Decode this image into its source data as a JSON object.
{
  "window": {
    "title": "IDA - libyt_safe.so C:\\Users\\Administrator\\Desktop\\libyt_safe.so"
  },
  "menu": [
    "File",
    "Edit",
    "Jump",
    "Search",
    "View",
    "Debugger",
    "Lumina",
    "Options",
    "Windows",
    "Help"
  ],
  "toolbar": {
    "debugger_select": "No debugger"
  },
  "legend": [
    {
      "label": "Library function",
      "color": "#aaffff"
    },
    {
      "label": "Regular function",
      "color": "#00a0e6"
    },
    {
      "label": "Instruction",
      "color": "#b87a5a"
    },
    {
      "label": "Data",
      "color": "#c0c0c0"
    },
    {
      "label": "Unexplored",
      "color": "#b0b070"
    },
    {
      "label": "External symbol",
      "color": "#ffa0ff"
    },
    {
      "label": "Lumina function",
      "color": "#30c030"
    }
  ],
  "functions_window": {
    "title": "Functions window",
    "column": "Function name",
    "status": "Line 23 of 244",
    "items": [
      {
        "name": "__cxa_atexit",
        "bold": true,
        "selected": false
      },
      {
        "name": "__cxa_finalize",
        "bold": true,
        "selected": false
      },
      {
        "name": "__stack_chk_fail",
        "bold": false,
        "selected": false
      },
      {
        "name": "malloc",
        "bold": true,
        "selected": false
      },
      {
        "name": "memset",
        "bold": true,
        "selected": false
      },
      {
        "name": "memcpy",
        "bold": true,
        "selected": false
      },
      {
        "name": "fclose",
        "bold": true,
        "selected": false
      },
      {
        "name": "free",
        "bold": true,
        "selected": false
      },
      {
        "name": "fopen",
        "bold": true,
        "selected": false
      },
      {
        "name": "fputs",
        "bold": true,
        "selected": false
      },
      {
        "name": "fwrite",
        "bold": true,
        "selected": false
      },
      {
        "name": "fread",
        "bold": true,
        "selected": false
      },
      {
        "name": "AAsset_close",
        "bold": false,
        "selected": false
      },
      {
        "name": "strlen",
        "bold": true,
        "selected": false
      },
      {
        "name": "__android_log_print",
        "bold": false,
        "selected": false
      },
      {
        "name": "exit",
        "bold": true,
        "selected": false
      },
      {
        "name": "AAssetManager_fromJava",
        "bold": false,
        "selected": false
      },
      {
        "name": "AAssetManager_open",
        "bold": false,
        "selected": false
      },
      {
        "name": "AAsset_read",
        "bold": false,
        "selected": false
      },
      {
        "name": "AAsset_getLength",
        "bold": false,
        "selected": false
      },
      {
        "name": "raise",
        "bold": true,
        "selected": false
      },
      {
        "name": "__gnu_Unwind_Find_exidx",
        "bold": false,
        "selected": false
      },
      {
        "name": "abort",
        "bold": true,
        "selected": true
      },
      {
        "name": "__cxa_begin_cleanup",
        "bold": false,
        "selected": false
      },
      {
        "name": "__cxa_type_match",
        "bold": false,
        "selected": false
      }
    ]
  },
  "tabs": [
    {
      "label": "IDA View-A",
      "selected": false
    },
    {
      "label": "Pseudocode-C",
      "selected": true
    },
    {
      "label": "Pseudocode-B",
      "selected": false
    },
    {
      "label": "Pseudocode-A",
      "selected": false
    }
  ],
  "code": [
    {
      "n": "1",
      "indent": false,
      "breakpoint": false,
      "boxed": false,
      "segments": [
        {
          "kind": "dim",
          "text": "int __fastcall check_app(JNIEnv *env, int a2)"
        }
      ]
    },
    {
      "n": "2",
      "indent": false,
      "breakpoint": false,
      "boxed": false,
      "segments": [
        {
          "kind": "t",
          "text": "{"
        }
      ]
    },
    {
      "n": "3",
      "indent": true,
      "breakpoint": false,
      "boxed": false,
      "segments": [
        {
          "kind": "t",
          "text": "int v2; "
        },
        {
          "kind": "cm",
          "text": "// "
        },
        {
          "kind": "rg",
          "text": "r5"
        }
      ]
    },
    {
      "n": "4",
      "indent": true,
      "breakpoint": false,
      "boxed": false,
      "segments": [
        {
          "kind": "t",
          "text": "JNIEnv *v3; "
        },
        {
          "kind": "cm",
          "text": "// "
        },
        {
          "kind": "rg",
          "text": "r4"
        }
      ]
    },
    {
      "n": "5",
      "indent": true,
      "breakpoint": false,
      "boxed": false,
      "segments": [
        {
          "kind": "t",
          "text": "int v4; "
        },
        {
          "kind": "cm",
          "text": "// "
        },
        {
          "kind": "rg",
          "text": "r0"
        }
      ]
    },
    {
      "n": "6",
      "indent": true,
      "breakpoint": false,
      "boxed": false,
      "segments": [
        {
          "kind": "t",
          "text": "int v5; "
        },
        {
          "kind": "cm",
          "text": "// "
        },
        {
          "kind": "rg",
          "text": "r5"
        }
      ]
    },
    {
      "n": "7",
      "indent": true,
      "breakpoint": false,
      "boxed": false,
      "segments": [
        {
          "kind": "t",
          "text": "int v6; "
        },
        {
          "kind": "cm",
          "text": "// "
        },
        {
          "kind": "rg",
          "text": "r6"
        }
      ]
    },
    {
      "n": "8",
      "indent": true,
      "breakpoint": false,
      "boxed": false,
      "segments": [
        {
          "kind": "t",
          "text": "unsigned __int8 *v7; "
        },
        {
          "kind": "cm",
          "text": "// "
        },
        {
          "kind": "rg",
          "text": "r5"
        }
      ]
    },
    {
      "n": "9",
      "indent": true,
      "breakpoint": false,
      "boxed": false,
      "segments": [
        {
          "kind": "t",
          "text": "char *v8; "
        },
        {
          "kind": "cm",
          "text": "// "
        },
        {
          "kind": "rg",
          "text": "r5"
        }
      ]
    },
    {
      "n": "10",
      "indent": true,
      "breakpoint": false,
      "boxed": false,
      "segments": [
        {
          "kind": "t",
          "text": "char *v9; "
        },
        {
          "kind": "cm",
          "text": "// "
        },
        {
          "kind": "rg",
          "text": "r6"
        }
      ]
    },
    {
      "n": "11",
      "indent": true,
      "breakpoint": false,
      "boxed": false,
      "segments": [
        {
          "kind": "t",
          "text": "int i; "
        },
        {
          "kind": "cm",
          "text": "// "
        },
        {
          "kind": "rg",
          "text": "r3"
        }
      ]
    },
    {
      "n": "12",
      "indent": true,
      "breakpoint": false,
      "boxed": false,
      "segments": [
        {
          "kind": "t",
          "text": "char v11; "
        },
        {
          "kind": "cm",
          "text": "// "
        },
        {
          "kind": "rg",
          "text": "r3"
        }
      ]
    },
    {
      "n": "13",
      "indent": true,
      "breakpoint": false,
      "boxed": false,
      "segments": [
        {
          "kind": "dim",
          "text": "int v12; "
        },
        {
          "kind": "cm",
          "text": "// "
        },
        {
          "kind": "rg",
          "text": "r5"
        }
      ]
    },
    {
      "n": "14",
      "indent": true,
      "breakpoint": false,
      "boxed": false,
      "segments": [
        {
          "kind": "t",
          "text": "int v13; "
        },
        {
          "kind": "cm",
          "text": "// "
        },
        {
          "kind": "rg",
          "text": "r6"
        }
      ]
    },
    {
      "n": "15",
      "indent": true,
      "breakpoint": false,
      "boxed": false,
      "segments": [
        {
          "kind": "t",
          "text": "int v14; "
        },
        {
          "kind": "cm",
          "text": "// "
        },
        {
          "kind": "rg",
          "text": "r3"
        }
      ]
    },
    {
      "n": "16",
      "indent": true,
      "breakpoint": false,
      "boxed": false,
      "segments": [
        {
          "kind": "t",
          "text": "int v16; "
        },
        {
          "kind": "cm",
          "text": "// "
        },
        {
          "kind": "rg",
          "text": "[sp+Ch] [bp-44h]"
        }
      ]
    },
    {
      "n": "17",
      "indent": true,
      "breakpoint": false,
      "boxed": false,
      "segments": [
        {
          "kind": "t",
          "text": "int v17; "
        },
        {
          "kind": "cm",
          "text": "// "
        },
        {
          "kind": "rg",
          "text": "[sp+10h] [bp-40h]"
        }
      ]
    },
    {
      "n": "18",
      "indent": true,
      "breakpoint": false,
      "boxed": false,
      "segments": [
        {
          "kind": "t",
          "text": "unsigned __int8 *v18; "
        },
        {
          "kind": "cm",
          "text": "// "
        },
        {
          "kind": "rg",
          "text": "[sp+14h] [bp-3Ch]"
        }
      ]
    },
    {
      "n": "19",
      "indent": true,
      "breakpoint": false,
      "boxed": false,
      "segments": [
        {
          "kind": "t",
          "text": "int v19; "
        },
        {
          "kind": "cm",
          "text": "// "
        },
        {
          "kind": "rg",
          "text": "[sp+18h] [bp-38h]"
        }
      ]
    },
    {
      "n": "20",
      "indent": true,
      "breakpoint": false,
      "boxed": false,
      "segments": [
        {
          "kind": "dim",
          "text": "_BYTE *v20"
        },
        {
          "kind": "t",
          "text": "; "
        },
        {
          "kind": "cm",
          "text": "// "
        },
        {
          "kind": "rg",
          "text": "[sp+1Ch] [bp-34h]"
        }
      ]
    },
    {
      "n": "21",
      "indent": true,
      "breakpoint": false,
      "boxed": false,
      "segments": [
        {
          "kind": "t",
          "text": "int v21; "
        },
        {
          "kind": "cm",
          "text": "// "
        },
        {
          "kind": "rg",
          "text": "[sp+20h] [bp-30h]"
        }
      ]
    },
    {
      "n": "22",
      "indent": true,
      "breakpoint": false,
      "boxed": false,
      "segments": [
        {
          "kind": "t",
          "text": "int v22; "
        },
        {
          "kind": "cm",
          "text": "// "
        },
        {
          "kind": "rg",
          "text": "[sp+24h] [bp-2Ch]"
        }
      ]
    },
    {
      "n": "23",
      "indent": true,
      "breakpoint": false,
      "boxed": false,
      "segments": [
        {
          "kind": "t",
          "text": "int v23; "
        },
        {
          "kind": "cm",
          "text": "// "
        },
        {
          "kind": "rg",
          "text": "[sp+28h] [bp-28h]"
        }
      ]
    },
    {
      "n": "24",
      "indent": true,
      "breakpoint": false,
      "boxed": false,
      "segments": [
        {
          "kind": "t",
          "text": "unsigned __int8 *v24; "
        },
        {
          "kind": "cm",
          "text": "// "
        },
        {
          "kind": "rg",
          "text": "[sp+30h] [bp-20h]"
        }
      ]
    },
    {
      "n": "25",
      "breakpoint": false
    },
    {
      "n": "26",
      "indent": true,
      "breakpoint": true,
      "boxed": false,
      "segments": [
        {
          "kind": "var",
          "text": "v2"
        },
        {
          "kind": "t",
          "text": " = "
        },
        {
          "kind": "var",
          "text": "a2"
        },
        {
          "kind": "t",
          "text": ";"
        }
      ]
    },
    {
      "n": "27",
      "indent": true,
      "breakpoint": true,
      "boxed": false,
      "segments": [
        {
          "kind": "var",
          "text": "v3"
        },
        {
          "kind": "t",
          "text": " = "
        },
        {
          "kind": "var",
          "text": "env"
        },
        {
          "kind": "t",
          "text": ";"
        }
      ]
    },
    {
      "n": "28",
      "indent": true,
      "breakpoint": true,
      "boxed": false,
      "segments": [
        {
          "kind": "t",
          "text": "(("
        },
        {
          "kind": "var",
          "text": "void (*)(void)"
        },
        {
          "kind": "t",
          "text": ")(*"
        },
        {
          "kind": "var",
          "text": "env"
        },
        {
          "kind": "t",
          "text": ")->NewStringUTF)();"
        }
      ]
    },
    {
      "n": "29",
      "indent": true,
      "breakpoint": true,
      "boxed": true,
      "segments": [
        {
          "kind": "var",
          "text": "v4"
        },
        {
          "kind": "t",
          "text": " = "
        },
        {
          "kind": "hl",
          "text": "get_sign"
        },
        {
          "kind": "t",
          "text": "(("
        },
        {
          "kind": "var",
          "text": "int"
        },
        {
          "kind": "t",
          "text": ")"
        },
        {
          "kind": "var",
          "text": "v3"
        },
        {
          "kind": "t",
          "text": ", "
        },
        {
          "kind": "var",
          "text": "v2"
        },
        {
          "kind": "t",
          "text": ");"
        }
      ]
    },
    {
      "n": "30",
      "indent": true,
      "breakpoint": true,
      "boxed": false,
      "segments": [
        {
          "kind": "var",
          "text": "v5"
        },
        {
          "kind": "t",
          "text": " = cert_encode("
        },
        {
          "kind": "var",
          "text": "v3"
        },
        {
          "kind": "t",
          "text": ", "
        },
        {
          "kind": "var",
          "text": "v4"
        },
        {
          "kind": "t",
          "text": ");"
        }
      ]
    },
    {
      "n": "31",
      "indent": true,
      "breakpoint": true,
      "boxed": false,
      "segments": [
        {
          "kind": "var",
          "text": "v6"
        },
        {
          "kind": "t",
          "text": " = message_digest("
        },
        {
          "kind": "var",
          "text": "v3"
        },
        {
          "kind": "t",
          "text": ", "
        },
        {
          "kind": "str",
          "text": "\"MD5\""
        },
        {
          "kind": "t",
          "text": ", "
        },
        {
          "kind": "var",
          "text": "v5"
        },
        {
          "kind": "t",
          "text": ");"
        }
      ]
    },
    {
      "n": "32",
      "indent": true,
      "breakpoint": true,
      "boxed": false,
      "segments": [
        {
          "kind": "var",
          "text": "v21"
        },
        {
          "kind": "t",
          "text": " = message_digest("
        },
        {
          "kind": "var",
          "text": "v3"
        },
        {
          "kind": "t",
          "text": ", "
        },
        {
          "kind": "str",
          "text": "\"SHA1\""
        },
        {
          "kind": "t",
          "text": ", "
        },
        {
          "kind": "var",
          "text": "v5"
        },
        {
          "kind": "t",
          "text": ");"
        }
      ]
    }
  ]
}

- [PROBLEM REQUIREMENTS]:
In the entries above, locate every line with the word "char" and copy it.

- [CORRECT OUTPUT]:
          "text": "char *v8; "
          "text": "char *v9; "
          "text": "char v11; "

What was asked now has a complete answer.